··· Information provided ···

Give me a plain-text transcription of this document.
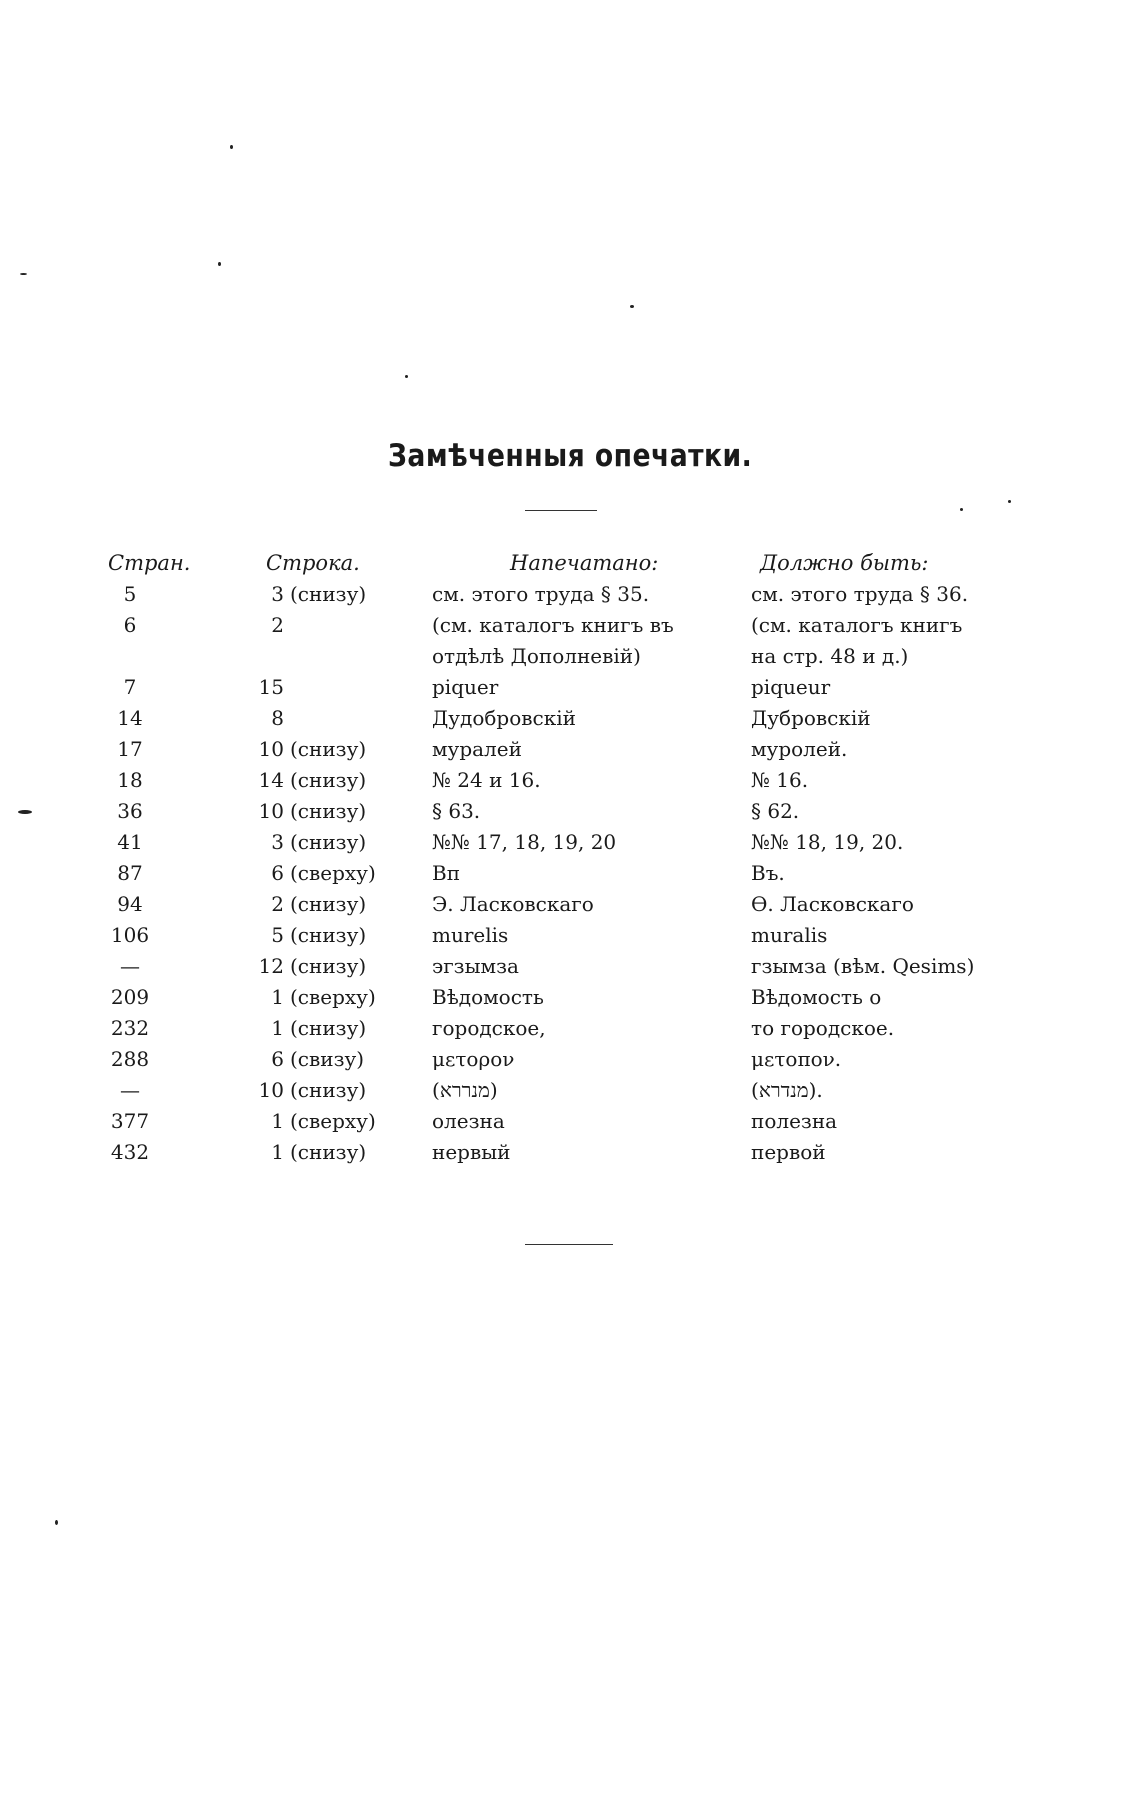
Замѣченныя опечатки.
Стран.	Строка.	Напечатано:	Должно быть:
5	3 (снизу)	см. этого труда § 35.	см. этого труда § 36.
6	2	(см. каталогъ книгъ въ	(см. каталогъ книгъ
отдѣлѣ Дополневій)	на стр. 48 и д.)
7	15	piquer	piqueur
14	8	Дудобровскій	Дубровскій
17	10 (снизу)	муралей	муролей.
18	14 (снизу)	№ 24 и 16.	№ 16.
36	10 (снизу)	§ 63.	§ 62.
41	3 (снизу)	№№ 17, 18, 19, 20	№№ 18, 19, 20.
87	6 (сверху)	Вп	Въ.
94	2 (снизу)	Э. Ласковскаго	Ѳ. Ласковскаго
106	5 (снизу)	murelis	muralis
—	12 (снизу)	эгзымза	гзымза (вѣм. Qesims)
209	1 (сверху)	Вѣдомость	Вѣдомость о
232	1 (снизу)	городское,	то городское.
288	6 (свизу)	μετορον	μετοπον.
—	10 (снизу)	(מנררא)	(מנדרא).
377	1 (сверху)	олезна	полезна
432	1 (снизу)	нервый	первой
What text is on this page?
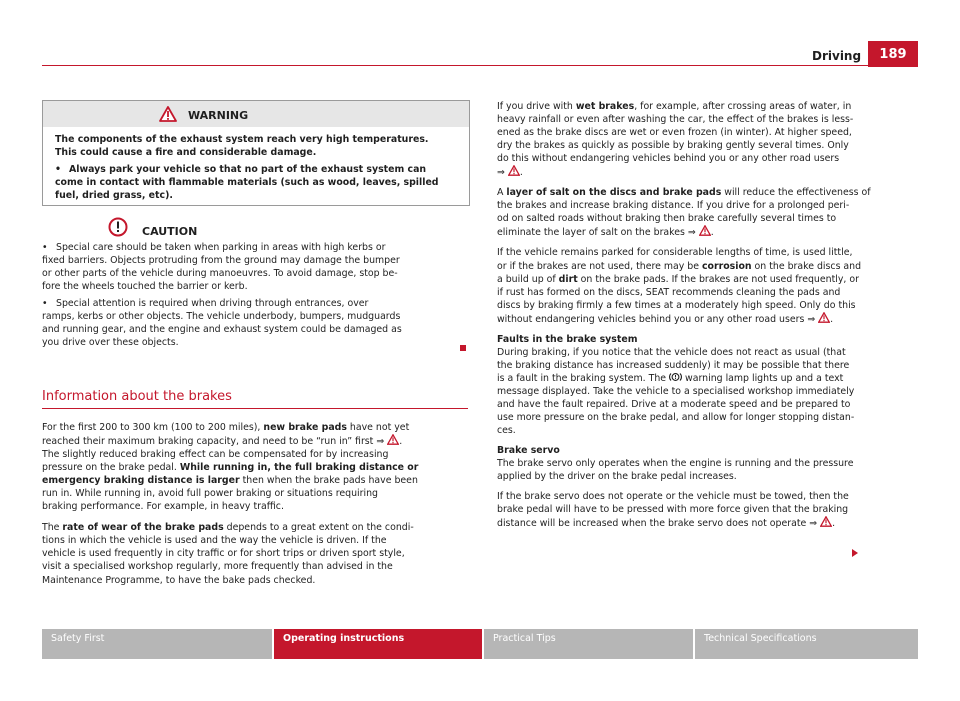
Driving	189
WARNING

The components of the exhaust system reach very high temperatures.
This could cause a fire and considerable damage.

• Always park your vehicle so that no part of the exhaust system can
come in contact with flammable materials (such as wood, leaves, spilled
fuel, dried grass, etc).

CAUTION

• Special care should be taken when parking in areas with high kerbs or
fixed barriers. Objects protruding from the ground may damage the bumper
or other parts of the vehicle during manoeuvres. To avoid damage, stop be-
fore the wheels touched the barrier or kerb.

• Special attention is required when driving through entrances, over
ramps, kerbs or other objects. The vehicle underbody, bumpers, mudguards
and running gear, and the engine and exhaust system could be damaged as
you drive over these objects.

Information about the brakes

For the first 200 to 300 km (100 to 200 miles), new brake pads have not yet
reached their maximum braking capacity, and need to be “run in” first ⇒ .
The slightly reduced braking effect can be compensated for by increasing
pressure on the brake pedal. While running in, the full braking distance or
emergency braking distance is larger then when the brake pads have been
run in. While running in, avoid full power braking or situations requiring
braking performance. For example, in heavy traffic.

The rate of wear of the brake pads depends to a great extent on the condi-
tions in which the vehicle is used and the way the vehicle is driven. If the
vehicle is used frequently in city traffic or for short trips or driven sport style,
visit a specialised workshop regularly, more frequently than advised in the
Maintenance Programme, to have the bake pads checked.

If you drive with wet brakes, for example, after crossing areas of water, in
heavy rainfall or even after washing the car, the effect of the brakes is less-
ened as the brake discs are wet or even frozen (in winter). At higher speed,
dry the brakes as quickly as possible by braking gently several times. Only
do this without endangering vehicles behind you or any other road users
⇒ .

A layer of salt on the discs and brake pads will reduce the effectiveness of
the brakes and increase braking distance. If you drive for a prolonged peri-
od on salted roads without braking then brake carefully several times to
eliminate the layer of salt on the brakes ⇒ .

If the vehicle remains parked for considerable lengths of time, is used little,
or if the brakes are not used, there may be corrosion on the brake discs and
a build up of dirt on the brake pads. If the brakes are not used frequently, or
if rust has formed on the discs, SEAT recommends cleaning the pads and
discs by braking firmly a few times at a moderately high speed. Only do this
without endangering vehicles behind you or any other road users ⇒ .

Faults in the brake system
During braking, if you notice that the vehicle does not react as usual (that
the braking distance has increased suddenly) it may be possible that there
is a fault in the braking system. The  warning lamp lights up and a text
message displayed. Take the vehicle to a specialised workshop immediately
and have the fault repaired. Drive at a moderate speed and be prepared to
use more pressure on the brake pedal, and allow for longer stopping distan-
ces.

Brake servo
The brake servo only operates when the engine is running and the pressure
applied by the driver on the brake pedal increases.

If the brake servo does not operate or the vehicle must be towed, then the
brake pedal will have to be pressed with more force given that the braking
distance will be increased when the brake servo does not operate ⇒ .

Safety First	Operating instructions	Practical Tips	Technical Specifications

···

◆ Stated task
Retype the entries word for word. Omit any images.

◆ Correct answer
Give me a plain-text transcription of this document.
Замѣченныя опечатки.
Стран.	Строка.	Напечатано:	Должно быть:
5	3 (снизу)	см. этого труда § 35.	см. этого труда § 36.
6	2	(см. каталогъ книгъ въ	(см. каталогъ книгъ
отдѣлѣ Дополневій)	на стр. 48 и д.)
7	15	piquer	piqueur
14	8	Дудобровскій	Дубровскій
17	10 (снизу)	муралей	муролей.
18	14 (снизу)	№ 24 и 16.	№ 16.
36	10 (снизу)	§ 63.	§ 62.
41	3 (снизу)	№№ 17, 18, 19, 20	№№ 18, 19, 20.
87	6 (сверху)	Вп	Въ.
94	2 (снизу)	Э. Ласковскаго	Ѳ. Ласковскаго
106	5 (снизу)	murelis	muralis
—	12 (снизу)	эгзымза	гзымза (вѣм. Qesims)
209	1 (сверху)	Вѣдомость	Вѣдомость о
232	1 (снизу)	городское,	то городское.
288	6 (свизу)	μετορον	μετοπον.
—	10 (снизу)	(מנררא)	(מנדרא).
377	1 (сверху)	олезна	полезна
432	1 (снизу)	нервый	первой
What text is on this page?
Driving	189
WARNING

The components of the exhaust system reach very high temperatures.
This could cause a fire and considerable damage.

• Always park your vehicle so that no part of the exhaust system can
come in contact with flammable materials (such as wood, leaves, spilled
fuel, dried grass, etc).

CAUTION

• Special care should be taken when parking in areas with high kerbs or
fixed barriers. Objects protruding from the ground may damage the bumper
or other parts of the vehicle during manoeuvres. To avoid damage, stop be-
fore the wheels touched the barrier or kerb.

• Special attention is required when driving through entrances, over
ramps, kerbs or other objects. The vehicle underbody, bumpers, mudguards
and running gear, and the engine and exhaust system could be damaged as
you drive over these objects.

Information about the brakes

For the first 200 to 300 km (100 to 200 miles), new brake pads have not yet
reached their maximum braking capacity, and need to be “run in” first ⇒ .
The slightly reduced braking effect can be compensated for by increasing
pressure on the brake pedal. While running in, the full braking distance or
emergency braking distance is larger then when the brake pads have been
run in. While running in, avoid full power braking or situations requiring
braking performance. For example, in heavy traffic.

The rate of wear of the brake pads depends to a great extent on the condi-
tions in which the vehicle is used and the way the vehicle is driven. If the
vehicle is used frequently in city traffic or for short trips or driven sport style,
visit a specialised workshop regularly, more frequently than advised in the
Maintenance Programme, to have the bake pads checked.

If you drive with wet brakes, for example, after crossing areas of water, in
heavy rainfall or even after washing the car, the effect of the brakes is less-
ened as the brake discs are wet or even frozen (in winter). At higher speed,
dry the brakes as quickly as possible by braking gently several times. Only
do this without endangering vehicles behind you or any other road users
⇒ .

A layer of salt on the discs and brake pads will reduce the effectiveness of
the brakes and increase braking distance. If you drive for a prolonged peri-
od on salted roads without braking then brake carefully several times to
eliminate the layer of salt on the brakes ⇒ .

If the vehicle remains parked for considerable lengths of time, is used little,
or if the brakes are not used, there may be corrosion on the brake discs and
a build up of dirt on the brake pads. If the brakes are not used frequently, or
if rust has formed on the discs, SEAT recommends cleaning the pads and
discs by braking firmly a few times at a moderately high speed. Only do this
without endangering vehicles behind you or any other road users ⇒ .

Faults in the brake system
During braking, if you notice that the vehicle does not react as usual (that
the braking distance has increased suddenly) it may be possible that there
is a fault in the braking system. The  warning lamp lights up and a text
message displayed. Take the vehicle to a specialised workshop immediately
and have the fault repaired. Drive at a moderate speed and be prepared to
use more pressure on the brake pedal, and allow for longer stopping distan-
ces.

Brake servo
The brake servo only operates when the engine is running and the pressure
applied by the driver on the brake pedal increases.

If the brake servo does not operate or the vehicle must be towed, then the
brake pedal will have to be pressed with more force given that the braking
distance will be increased when the brake servo does not operate ⇒ .

Safety First	Operating instructions	Practical Tips	Technical Specifications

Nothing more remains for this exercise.